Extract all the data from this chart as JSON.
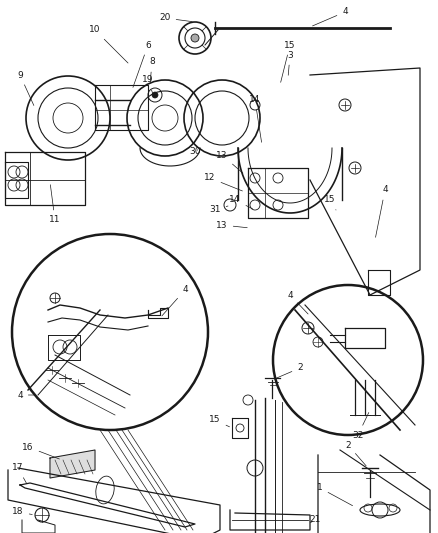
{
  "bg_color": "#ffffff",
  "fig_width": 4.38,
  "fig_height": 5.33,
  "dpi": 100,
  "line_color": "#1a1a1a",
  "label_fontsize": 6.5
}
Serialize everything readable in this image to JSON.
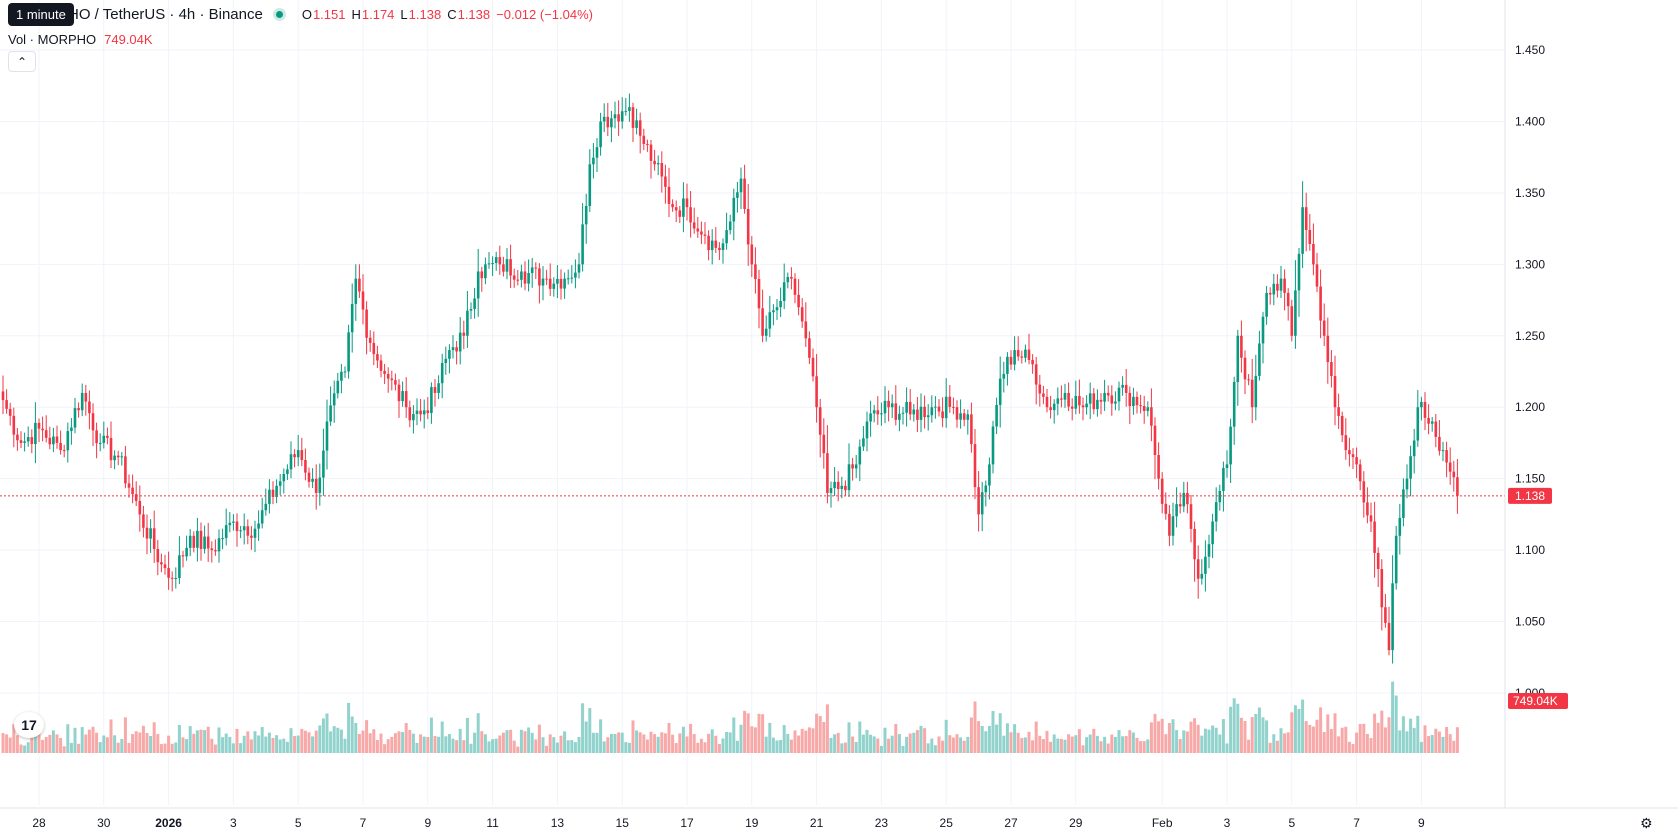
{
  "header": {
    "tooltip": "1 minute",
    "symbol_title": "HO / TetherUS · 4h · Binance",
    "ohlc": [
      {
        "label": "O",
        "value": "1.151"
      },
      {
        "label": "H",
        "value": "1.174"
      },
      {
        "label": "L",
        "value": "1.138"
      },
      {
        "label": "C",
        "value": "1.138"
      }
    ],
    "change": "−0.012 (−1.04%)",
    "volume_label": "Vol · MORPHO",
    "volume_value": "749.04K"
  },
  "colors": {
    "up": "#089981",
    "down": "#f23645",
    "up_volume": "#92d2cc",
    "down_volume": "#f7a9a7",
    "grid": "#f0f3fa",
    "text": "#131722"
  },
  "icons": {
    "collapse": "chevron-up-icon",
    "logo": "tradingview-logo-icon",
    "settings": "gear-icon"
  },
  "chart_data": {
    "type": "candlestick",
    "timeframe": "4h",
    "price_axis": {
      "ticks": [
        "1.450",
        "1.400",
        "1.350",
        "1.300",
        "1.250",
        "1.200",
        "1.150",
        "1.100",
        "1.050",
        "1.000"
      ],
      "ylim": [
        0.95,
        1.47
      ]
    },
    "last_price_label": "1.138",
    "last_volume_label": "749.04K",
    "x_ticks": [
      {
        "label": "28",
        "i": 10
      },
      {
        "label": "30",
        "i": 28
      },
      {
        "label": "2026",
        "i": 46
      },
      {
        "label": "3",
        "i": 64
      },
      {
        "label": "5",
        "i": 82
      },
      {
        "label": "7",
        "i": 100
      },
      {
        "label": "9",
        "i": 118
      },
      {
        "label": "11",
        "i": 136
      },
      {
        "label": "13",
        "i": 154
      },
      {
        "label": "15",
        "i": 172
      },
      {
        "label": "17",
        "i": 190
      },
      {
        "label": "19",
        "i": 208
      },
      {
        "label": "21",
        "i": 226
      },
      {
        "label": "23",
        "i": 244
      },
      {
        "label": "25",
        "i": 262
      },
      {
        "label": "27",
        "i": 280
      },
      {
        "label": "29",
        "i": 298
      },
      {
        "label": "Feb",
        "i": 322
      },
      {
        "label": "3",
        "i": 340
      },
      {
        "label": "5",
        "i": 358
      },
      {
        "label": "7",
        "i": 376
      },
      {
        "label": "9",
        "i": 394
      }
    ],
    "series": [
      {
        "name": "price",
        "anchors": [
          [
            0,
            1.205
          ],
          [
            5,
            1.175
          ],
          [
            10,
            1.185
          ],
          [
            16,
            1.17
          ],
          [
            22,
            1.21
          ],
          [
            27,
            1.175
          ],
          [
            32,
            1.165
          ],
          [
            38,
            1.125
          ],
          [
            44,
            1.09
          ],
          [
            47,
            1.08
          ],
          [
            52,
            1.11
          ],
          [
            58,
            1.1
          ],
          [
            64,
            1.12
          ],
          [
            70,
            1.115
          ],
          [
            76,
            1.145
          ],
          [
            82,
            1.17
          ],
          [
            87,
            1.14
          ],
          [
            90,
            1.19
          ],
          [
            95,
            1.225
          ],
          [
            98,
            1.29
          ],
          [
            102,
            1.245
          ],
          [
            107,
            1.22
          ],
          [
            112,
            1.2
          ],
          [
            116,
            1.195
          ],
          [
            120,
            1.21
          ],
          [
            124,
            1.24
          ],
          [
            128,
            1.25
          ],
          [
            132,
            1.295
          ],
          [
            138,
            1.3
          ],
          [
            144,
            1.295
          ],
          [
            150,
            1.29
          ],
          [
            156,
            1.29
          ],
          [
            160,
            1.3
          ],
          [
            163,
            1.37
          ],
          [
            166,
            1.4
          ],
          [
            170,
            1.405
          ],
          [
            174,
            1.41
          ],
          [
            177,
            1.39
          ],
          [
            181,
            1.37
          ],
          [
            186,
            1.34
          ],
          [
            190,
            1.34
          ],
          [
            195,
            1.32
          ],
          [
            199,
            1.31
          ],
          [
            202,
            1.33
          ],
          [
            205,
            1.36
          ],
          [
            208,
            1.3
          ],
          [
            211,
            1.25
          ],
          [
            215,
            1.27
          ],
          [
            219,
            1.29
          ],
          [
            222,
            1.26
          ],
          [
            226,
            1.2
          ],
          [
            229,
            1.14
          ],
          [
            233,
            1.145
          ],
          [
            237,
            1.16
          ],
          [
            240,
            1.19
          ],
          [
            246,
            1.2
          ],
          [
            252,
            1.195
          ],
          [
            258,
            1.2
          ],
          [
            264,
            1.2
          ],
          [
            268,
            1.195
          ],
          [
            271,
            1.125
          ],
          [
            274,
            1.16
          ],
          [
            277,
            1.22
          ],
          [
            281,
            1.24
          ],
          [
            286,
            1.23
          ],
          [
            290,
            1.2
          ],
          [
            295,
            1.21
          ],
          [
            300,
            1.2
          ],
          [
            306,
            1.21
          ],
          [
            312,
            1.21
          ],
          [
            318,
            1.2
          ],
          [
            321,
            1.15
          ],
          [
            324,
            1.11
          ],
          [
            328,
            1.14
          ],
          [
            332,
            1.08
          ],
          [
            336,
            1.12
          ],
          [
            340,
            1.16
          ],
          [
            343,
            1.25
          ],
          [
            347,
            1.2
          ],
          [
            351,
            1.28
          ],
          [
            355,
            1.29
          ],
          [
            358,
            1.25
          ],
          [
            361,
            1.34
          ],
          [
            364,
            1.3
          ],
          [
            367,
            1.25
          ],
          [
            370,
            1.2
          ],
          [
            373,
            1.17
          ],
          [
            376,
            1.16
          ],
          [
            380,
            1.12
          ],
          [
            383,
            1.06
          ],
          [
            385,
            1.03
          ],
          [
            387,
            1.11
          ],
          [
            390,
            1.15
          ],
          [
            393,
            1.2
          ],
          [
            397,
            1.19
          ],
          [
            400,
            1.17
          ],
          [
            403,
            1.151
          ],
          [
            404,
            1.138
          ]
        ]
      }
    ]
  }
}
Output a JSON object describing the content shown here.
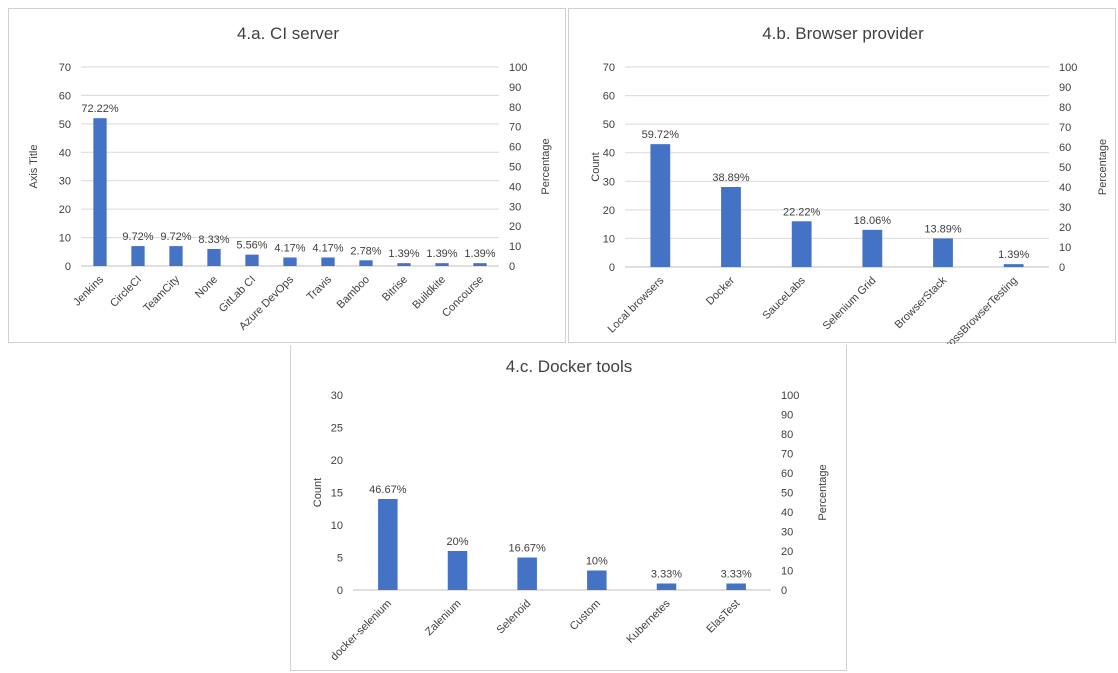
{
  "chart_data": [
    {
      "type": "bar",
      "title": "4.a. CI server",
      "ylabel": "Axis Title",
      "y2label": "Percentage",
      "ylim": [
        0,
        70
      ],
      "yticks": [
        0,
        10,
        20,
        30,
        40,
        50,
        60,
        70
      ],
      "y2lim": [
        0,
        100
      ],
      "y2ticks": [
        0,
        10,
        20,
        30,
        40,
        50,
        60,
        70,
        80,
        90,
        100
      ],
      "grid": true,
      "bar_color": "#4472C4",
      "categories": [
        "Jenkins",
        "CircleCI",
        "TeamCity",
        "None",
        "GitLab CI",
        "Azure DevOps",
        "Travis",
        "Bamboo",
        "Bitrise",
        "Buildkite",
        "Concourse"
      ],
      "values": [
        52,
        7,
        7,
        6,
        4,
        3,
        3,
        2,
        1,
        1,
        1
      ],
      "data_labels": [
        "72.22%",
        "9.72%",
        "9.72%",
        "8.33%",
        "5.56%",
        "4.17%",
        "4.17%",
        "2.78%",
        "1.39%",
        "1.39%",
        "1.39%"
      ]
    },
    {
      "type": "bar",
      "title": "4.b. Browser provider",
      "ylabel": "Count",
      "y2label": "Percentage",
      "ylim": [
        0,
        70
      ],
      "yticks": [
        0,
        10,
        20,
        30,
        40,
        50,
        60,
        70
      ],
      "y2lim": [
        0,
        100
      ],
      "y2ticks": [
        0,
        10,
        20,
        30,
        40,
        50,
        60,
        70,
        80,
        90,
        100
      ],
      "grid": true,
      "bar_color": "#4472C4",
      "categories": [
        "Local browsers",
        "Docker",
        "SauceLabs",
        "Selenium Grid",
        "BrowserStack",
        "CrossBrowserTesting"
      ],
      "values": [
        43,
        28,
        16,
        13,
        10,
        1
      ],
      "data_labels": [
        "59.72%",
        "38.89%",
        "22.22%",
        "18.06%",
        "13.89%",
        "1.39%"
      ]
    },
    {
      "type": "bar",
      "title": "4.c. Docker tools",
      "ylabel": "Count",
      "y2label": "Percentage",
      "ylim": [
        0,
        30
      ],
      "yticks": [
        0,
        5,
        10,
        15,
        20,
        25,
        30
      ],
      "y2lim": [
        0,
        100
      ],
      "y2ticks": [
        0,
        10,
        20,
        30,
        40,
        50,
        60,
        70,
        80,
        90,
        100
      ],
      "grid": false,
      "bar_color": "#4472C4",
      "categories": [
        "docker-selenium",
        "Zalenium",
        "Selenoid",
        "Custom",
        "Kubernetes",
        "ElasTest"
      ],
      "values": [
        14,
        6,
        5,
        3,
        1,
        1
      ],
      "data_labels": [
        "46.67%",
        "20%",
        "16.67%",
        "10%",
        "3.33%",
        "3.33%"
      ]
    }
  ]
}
━━━━━━━━━━
### WHAT YOU WILL DO
Out of the material above, gather each line where "this" appears.

### PROBLEM SOLUTION
Extract all the data from this chart as JSON.
Serialize everything readable in this image to JSON.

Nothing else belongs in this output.